--- RECORDS FOR PROCESSING ---
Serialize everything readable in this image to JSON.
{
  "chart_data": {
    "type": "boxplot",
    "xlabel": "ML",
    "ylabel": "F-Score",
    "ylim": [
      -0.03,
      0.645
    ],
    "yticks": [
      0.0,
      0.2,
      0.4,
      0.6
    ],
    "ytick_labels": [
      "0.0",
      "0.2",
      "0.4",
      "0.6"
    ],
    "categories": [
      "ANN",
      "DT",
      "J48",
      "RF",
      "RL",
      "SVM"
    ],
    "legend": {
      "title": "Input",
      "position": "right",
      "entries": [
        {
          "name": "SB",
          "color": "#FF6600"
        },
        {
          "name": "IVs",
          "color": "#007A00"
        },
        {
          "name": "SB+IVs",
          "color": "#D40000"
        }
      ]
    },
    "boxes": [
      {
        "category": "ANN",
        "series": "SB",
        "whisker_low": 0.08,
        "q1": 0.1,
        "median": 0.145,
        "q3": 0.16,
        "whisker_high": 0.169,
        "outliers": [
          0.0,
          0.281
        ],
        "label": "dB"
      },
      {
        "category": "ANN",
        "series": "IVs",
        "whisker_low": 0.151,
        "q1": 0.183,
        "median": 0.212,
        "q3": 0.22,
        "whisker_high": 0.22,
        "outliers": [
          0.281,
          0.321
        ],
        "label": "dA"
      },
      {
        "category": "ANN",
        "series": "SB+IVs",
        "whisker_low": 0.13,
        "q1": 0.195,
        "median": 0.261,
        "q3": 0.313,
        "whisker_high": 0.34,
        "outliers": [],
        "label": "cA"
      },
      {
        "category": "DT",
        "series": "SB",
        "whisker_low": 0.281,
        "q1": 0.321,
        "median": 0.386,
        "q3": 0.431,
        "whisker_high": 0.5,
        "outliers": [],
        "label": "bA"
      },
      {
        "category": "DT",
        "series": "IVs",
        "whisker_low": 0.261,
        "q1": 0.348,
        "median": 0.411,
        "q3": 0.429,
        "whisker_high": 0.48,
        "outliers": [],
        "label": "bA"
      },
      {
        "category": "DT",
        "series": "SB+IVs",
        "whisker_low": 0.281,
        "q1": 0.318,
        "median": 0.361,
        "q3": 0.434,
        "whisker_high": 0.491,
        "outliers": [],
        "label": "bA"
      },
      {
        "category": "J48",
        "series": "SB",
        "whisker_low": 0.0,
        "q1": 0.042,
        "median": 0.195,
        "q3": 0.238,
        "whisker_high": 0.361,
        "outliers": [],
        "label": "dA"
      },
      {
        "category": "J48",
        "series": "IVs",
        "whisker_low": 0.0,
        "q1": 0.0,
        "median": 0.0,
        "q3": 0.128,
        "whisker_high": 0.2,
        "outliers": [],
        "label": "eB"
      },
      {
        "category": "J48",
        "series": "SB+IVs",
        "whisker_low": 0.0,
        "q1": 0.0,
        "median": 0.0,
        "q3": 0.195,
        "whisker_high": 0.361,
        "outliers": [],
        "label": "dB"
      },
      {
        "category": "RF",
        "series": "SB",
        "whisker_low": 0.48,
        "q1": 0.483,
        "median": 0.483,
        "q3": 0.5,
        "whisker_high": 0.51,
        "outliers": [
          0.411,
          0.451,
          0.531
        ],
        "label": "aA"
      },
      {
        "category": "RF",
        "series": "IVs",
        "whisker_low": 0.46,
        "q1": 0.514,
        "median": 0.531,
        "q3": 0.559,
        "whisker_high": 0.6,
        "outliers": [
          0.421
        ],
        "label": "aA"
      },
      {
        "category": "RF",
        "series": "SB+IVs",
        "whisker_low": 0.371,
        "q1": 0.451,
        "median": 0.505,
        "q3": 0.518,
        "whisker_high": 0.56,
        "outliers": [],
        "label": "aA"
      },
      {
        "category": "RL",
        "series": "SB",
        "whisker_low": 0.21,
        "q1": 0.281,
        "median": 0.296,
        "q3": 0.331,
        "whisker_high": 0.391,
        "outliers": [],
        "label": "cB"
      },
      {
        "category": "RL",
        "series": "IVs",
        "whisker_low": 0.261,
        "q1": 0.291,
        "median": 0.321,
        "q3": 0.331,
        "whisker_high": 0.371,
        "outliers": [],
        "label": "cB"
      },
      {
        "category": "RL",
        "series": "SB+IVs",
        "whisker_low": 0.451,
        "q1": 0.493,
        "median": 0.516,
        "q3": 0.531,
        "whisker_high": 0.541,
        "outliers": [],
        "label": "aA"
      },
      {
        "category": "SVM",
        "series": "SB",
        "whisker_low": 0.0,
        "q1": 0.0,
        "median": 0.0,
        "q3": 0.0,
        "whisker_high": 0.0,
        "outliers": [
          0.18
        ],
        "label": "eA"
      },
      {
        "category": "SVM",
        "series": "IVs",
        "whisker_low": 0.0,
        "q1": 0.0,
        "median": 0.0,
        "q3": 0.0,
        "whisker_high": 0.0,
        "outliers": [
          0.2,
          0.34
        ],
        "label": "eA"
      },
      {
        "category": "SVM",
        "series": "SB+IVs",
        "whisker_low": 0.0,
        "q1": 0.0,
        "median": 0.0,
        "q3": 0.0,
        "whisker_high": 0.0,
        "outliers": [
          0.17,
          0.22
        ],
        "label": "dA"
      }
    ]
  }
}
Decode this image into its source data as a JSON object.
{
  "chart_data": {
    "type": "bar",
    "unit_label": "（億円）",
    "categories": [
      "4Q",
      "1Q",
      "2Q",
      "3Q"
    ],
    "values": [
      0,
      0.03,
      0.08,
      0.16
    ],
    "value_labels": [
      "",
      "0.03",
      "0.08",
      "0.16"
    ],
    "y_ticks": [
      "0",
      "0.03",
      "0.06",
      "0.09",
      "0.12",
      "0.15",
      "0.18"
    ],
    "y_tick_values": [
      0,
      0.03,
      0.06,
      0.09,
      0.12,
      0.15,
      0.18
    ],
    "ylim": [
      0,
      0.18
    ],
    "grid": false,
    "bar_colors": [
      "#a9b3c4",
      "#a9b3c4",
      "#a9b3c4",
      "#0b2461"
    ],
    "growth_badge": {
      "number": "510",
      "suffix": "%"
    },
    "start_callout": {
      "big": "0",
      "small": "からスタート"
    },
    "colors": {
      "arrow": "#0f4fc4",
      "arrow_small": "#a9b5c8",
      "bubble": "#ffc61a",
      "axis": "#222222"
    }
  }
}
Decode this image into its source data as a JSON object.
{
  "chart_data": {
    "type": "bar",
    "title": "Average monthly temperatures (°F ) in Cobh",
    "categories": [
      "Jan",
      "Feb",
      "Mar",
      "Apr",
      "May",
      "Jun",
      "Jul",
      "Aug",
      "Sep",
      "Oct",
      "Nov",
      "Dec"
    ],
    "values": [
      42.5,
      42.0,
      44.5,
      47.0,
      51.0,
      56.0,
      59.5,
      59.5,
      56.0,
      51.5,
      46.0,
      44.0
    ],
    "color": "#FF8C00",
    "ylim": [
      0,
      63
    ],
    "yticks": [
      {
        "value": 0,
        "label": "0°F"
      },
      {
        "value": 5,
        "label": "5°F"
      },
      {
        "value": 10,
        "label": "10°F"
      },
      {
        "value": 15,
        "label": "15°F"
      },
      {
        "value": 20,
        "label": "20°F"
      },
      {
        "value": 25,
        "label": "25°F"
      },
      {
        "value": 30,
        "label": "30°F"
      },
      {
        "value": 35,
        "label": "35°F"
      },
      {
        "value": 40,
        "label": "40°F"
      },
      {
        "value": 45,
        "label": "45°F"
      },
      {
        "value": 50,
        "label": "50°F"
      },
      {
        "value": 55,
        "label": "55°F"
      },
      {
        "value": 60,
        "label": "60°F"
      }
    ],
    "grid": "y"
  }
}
---
**WHAT YOU SHOULD DO:** Write the complete data out, exactly as above.

**SOLUTION FOR THIS EXERCISE:**
Serialize everything readable in this image to JSON.
{
  "chart_data": {
    "type": "boxplot",
    "xlabel": "ML",
    "ylabel": "F-Score",
    "ylim": [
      -0.03,
      0.645
    ],
    "yticks": [
      0.0,
      0.2,
      0.4,
      0.6
    ],
    "ytick_labels": [
      "0.0",
      "0.2",
      "0.4",
      "0.6"
    ],
    "categories": [
      "ANN",
      "DT",
      "J48",
      "RF",
      "RL",
      "SVM"
    ],
    "legend": {
      "title": "Input",
      "position": "right",
      "entries": [
        {
          "name": "SB",
          "color": "#FF6600"
        },
        {
          "name": "IVs",
          "color": "#007A00"
        },
        {
          "name": "SB+IVs",
          "color": "#D40000"
        }
      ]
    },
    "boxes": [
      {
        "category": "ANN",
        "series": "SB",
        "whisker_low": 0.08,
        "q1": 0.1,
        "median": 0.145,
        "q3": 0.16,
        "whisker_high": 0.169,
        "outliers": [
          0.0,
          0.281
        ],
        "label": "dB"
      },
      {
        "category": "ANN",
        "series": "IVs",
        "whisker_low": 0.151,
        "q1": 0.183,
        "median": 0.212,
        "q3": 0.22,
        "whisker_high": 0.22,
        "outliers": [
          0.281,
          0.321
        ],
        "label": "dA"
      },
      {
        "category": "ANN",
        "series": "SB+IVs",
        "whisker_low": 0.13,
        "q1": 0.195,
        "median": 0.261,
        "q3": 0.313,
        "whisker_high": 0.34,
        "outliers": [],
        "label": "cA"
      },
      {
        "category": "DT",
        "series": "SB",
        "whisker_low": 0.281,
        "q1": 0.321,
        "median": 0.386,
        "q3": 0.431,
        "whisker_high": 0.5,
        "outliers": [],
        "label": "bA"
      },
      {
        "category": "DT",
        "series": "IVs",
        "whisker_low": 0.261,
        "q1": 0.348,
        "median": 0.411,
        "q3": 0.429,
        "whisker_high": 0.48,
        "outliers": [],
        "label": "bA"
      },
      {
        "category": "DT",
        "series": "SB+IVs",
        "whisker_low": 0.281,
        "q1": 0.318,
        "median": 0.361,
        "q3": 0.434,
        "whisker_high": 0.491,
        "outliers": [],
        "label": "bA"
      },
      {
        "category": "J48",
        "series": "SB",
        "whisker_low": 0.0,
        "q1": 0.042,
        "median": 0.195,
        "q3": 0.238,
        "whisker_high": 0.361,
        "outliers": [],
        "label": "dA"
      },
      {
        "category": "J48",
        "series": "IVs",
        "whisker_low": 0.0,
        "q1": 0.0,
        "median": 0.0,
        "q3": 0.128,
        "whisker_high": 0.2,
        "outliers": [],
        "label": "eB"
      },
      {
        "category": "J48",
        "series": "SB+IVs",
        "whisker_low": 0.0,
        "q1": 0.0,
        "median": 0.0,
        "q3": 0.195,
        "whisker_high": 0.361,
        "outliers": [],
        "label": "dB"
      },
      {
        "category": "RF",
        "series": "SB",
        "whisker_low": 0.48,
        "q1": 0.483,
        "median": 0.483,
        "q3": 0.5,
        "whisker_high": 0.51,
        "outliers": [
          0.411,
          0.451,
          0.531
        ],
        "label": "aA"
      },
      {
        "category": "RF",
        "series": "IVs",
        "whisker_low": 0.46,
        "q1": 0.514,
        "median": 0.531,
        "q3": 0.559,
        "whisker_high": 0.6,
        "outliers": [
          0.421
        ],
        "label": "aA"
      },
      {
        "category": "RF",
        "series": "SB+IVs",
        "whisker_low": 0.371,
        "q1": 0.451,
        "median": 0.505,
        "q3": 0.518,
        "whisker_high": 0.56,
        "outliers": [],
        "label": "aA"
      },
      {
        "category": "RL",
        "series": "SB",
        "whisker_low": 0.21,
        "q1": 0.281,
        "median": 0.296,
        "q3": 0.331,
        "whisker_high": 0.391,
        "outliers": [],
        "label": "cB"
      },
      {
        "category": "RL",
        "series": "IVs",
        "whisker_low": 0.261,
        "q1": 0.291,
        "median": 0.321,
        "q3": 0.331,
        "whisker_high": 0.371,
        "outliers": [],
        "label": "cB"
      },
      {
        "category": "RL",
        "series": "SB+IVs",
        "whisker_low": 0.451,
        "q1": 0.493,
        "median": 0.516,
        "q3": 0.531,
        "whisker_high": 0.541,
        "outliers": [],
        "label": "aA"
      },
      {
        "category": "SVM",
        "series": "SB",
        "whisker_low": 0.0,
        "q1": 0.0,
        "median": 0.0,
        "q3": 0.0,
        "whisker_high": 0.0,
        "outliers": [
          0.18
        ],
        "label": "eA"
      },
      {
        "category": "SVM",
        "series": "IVs",
        "whisker_low": 0.0,
        "q1": 0.0,
        "median": 0.0,
        "q3": 0.0,
        "whisker_high": 0.0,
        "outliers": [
          0.2,
          0.34
        ],
        "label": "eA"
      },
      {
        "category": "SVM",
        "series": "SB+IVs",
        "whisker_low": 0.0,
        "q1": 0.0,
        "median": 0.0,
        "q3": 0.0,
        "whisker_high": 0.0,
        "outliers": [
          0.17,
          0.22
        ],
        "label": "dA"
      }
    ]
  }
}
Decode this image into its source data as a JSON object.
{
  "chart_data": {
    "type": "bar",
    "unit_label": "（億円）",
    "categories": [
      "4Q",
      "1Q",
      "2Q",
      "3Q"
    ],
    "values": [
      0,
      0.03,
      0.08,
      0.16
    ],
    "value_labels": [
      "",
      "0.03",
      "0.08",
      "0.16"
    ],
    "y_ticks": [
      "0",
      "0.03",
      "0.06",
      "0.09",
      "0.12",
      "0.15",
      "0.18"
    ],
    "y_tick_values": [
      0,
      0.03,
      0.06,
      0.09,
      0.12,
      0.15,
      0.18
    ],
    "ylim": [
      0,
      0.18
    ],
    "grid": false,
    "bar_colors": [
      "#a9b3c4",
      "#a9b3c4",
      "#a9b3c4",
      "#0b2461"
    ],
    "growth_badge": {
      "number": "510",
      "suffix": "%"
    },
    "start_callout": {
      "big": "0",
      "small": "からスタート"
    },
    "colors": {
      "arrow": "#0f4fc4",
      "arrow_small": "#a9b5c8",
      "bubble": "#ffc61a",
      "axis": "#222222"
    }
  }
}
Decode this image into its source data as a JSON object.
{
  "chart_data": {
    "type": "bar",
    "title": "Average monthly temperatures (°F ) in Cobh",
    "categories": [
      "Jan",
      "Feb",
      "Mar",
      "Apr",
      "May",
      "Jun",
      "Jul",
      "Aug",
      "Sep",
      "Oct",
      "Nov",
      "Dec"
    ],
    "values": [
      42.5,
      42.0,
      44.5,
      47.0,
      51.0,
      56.0,
      59.5,
      59.5,
      56.0,
      51.5,
      46.0,
      44.0
    ],
    "color": "#FF8C00",
    "ylim": [
      0,
      63
    ],
    "yticks": [
      {
        "value": 0,
        "label": "0°F"
      },
      {
        "value": 5,
        "label": "5°F"
      },
      {
        "value": 10,
        "label": "10°F"
      },
      {
        "value": 15,
        "label": "15°F"
      },
      {
        "value": 20,
        "label": "20°F"
      },
      {
        "value": 25,
        "label": "25°F"
      },
      {
        "value": 30,
        "label": "30°F"
      },
      {
        "value": 35,
        "label": "35°F"
      },
      {
        "value": 40,
        "label": "40°F"
      },
      {
        "value": 45,
        "label": "45°F"
      },
      {
        "value": 50,
        "label": "50°F"
      },
      {
        "value": 55,
        "label": "55°F"
      },
      {
        "value": 60,
        "label": "60°F"
      }
    ],
    "grid": "y"
  }
}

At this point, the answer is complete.